• Data provided

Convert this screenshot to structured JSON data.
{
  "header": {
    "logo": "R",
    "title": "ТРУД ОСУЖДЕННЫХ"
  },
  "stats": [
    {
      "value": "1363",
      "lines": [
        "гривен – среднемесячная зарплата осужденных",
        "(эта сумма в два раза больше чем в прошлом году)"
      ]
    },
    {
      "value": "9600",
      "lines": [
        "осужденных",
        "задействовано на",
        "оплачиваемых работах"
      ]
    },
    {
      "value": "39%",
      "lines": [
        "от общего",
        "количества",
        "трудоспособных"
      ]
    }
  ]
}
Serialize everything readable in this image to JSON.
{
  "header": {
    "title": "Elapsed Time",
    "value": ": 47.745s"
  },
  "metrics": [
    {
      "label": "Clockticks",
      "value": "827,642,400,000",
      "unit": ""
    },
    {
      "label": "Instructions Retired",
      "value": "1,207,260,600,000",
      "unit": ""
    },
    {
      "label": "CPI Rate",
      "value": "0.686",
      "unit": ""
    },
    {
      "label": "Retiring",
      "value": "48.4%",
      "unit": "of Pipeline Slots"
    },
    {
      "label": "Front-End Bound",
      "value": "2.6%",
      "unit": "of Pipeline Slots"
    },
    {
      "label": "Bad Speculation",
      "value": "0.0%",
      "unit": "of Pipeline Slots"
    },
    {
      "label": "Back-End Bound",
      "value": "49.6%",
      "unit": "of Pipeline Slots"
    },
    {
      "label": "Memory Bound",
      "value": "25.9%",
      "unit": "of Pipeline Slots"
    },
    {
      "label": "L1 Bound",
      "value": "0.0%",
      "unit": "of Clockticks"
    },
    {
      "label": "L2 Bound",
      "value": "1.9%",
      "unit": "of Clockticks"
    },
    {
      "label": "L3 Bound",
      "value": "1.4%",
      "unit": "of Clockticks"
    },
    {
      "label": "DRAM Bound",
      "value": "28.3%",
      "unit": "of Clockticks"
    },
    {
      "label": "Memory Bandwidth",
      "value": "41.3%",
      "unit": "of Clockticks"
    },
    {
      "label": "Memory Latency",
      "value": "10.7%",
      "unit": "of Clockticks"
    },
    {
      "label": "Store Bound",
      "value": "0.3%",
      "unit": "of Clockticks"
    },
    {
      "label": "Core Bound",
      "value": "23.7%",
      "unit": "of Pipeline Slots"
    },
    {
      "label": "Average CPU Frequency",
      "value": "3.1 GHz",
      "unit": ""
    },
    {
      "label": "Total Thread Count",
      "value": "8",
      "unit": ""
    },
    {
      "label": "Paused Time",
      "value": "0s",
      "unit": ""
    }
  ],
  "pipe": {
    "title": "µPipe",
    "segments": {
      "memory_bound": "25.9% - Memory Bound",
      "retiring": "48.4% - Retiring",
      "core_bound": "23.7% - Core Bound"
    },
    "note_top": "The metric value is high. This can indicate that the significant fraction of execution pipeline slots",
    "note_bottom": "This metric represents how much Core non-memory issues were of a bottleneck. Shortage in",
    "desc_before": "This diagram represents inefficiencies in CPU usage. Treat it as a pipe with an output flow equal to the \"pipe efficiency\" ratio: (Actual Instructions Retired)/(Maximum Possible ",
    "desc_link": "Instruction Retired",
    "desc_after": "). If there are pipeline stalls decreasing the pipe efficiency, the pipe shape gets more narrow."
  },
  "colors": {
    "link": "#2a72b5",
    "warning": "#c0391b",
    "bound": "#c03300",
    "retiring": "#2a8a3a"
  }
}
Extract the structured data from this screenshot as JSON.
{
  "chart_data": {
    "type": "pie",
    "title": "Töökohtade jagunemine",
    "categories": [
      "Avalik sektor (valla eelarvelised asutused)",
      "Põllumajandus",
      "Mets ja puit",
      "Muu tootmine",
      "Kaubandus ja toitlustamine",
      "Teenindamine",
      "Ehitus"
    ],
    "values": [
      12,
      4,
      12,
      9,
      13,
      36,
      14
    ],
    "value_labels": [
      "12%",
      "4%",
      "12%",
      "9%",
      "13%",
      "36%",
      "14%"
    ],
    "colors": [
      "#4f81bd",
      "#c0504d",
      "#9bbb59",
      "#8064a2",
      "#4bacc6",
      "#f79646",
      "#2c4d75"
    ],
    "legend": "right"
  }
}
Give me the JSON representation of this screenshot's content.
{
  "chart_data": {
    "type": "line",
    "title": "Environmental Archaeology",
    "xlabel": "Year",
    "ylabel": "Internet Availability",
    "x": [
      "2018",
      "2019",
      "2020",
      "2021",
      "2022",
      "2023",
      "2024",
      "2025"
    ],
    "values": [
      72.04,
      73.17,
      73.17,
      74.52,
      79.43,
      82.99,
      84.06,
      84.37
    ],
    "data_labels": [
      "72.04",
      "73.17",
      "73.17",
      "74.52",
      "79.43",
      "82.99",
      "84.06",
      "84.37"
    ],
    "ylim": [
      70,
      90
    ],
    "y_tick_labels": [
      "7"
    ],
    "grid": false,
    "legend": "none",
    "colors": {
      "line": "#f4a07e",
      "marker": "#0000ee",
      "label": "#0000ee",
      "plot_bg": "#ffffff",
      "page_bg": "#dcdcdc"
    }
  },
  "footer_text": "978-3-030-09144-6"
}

• Short exercise
Return all lines with the word "Instructions" in them.

• Output below
      "label": "Instructions Retired",
    "desc_before": "This diagram represents inefficiencies in CPU usage. Treat it as a pipe with an output flow equal to the \"pipe efficiency\" ratio: (Actual Instructions Retired)/(Maximum Possible ",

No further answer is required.